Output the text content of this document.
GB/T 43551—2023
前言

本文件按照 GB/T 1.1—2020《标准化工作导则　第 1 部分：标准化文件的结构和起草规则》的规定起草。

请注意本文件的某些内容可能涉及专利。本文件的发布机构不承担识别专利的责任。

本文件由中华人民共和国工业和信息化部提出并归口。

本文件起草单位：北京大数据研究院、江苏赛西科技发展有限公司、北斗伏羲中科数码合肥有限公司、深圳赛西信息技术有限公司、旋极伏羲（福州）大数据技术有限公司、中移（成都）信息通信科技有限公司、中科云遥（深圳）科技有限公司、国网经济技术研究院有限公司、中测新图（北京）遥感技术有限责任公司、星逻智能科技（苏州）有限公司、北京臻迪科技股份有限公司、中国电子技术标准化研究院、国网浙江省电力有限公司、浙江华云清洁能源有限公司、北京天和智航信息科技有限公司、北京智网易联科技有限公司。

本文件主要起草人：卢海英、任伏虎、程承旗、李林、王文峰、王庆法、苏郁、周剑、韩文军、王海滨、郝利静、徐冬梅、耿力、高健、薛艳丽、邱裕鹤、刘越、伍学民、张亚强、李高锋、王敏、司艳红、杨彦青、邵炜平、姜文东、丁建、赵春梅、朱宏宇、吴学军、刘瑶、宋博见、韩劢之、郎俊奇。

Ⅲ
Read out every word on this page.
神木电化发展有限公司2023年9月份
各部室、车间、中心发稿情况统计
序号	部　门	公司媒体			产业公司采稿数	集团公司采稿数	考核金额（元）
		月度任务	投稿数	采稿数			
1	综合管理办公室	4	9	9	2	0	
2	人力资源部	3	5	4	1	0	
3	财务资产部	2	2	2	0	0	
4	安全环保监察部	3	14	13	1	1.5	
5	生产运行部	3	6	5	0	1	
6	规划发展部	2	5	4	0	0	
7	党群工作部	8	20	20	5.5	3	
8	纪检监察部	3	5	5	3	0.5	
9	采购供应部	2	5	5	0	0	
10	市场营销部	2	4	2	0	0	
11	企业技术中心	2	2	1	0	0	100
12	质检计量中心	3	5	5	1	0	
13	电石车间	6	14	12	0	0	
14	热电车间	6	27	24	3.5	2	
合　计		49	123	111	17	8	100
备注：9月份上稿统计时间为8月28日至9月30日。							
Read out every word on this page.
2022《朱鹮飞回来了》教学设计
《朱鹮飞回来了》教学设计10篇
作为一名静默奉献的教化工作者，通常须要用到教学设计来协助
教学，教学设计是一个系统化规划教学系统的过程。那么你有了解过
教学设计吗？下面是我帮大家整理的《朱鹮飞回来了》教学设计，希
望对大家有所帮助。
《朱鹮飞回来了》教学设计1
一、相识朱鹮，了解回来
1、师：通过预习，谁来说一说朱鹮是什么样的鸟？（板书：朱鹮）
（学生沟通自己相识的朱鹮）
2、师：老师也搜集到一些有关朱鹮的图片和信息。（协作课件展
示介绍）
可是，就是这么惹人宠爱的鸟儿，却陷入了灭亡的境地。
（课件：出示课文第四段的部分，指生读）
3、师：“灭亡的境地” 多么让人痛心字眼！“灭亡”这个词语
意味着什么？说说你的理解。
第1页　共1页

PROMPT:
Copy every line of the records word for word.

TASK ANSWER:
Output the text content of this document.
GB/T 43551—2023
前言

本文件按照 GB/T 1.1—2020《标准化工作导则　第 1 部分：标准化文件的结构和起草规则》的规定起草。

请注意本文件的某些内容可能涉及专利。本文件的发布机构不承担识别专利的责任。

本文件由中华人民共和国工业和信息化部提出并归口。

本文件起草单位：北京大数据研究院、江苏赛西科技发展有限公司、北斗伏羲中科数码合肥有限公司、深圳赛西信息技术有限公司、旋极伏羲（福州）大数据技术有限公司、中移（成都）信息通信科技有限公司、中科云遥（深圳）科技有限公司、国网经济技术研究院有限公司、中测新图（北京）遥感技术有限责任公司、星逻智能科技（苏州）有限公司、北京臻迪科技股份有限公司、中国电子技术标准化研究院、国网浙江省电力有限公司、浙江华云清洁能源有限公司、北京天和智航信息科技有限公司、北京智网易联科技有限公司。

本文件主要起草人：卢海英、任伏虎、程承旗、李林、王文峰、王庆法、苏郁、周剑、韩文军、王海滨、郝利静、徐冬梅、耿力、高健、薛艳丽、邱裕鹤、刘越、伍学民、张亚强、李高锋、王敏、司艳红、杨彦青、邵炜平、姜文东、丁建、赵春梅、朱宏宇、吴学军、刘瑶、宋博见、韩劢之、郎俊奇。

Ⅲ
Read out every word on this page.
神木电化发展有限公司2023年9月份
各部室、车间、中心发稿情况统计
序号	部　门	公司媒体			产业公司采稿数	集团公司采稿数	考核金额（元）
		月度任务	投稿数	采稿数			
1	综合管理办公室	4	9	9	2	0	
2	人力资源部	3	5	4	1	0	
3	财务资产部	2	2	2	0	0	
4	安全环保监察部	3	14	13	1	1.5	
5	生产运行部	3	6	5	0	1	
6	规划发展部	2	5	4	0	0	
7	党群工作部	8	20	20	5.5	3	
8	纪检监察部	3	5	5	3	0.5	
9	采购供应部	2	5	5	0	0	
10	市场营销部	2	4	2	0	0	
11	企业技术中心	2	2	1	0	0	100
12	质检计量中心	3	5	5	1	0	
13	电石车间	6	14	12	0	0	
14	热电车间	6	27	24	3.5	2	
合　计		49	123	111	17	8	100
备注：9月份上稿统计时间为8月28日至9月30日。							
Read out every word on this page.
2022《朱鹮飞回来了》教学设计
《朱鹮飞回来了》教学设计10篇
作为一名静默奉献的教化工作者，通常须要用到教学设计来协助
教学，教学设计是一个系统化规划教学系统的过程。那么你有了解过
教学设计吗？下面是我帮大家整理的《朱鹮飞回来了》教学设计，希
望对大家有所帮助。
《朱鹮飞回来了》教学设计1
一、相识朱鹮，了解回来
1、师：通过预习，谁来说一说朱鹮是什么样的鸟？（板书：朱鹮）
（学生沟通自己相识的朱鹮）
2、师：老师也搜集到一些有关朱鹮的图片和信息。（协作课件展
示介绍）
可是，就是这么惹人宠爱的鸟儿，却陷入了灭亡的境地。
（课件：出示课文第四段的部分，指生读）
3、师：“灭亡的境地” 多么让人痛心字眼！“灭亡”这个词语
意味着什么？说说你的理解。
第1页　共1页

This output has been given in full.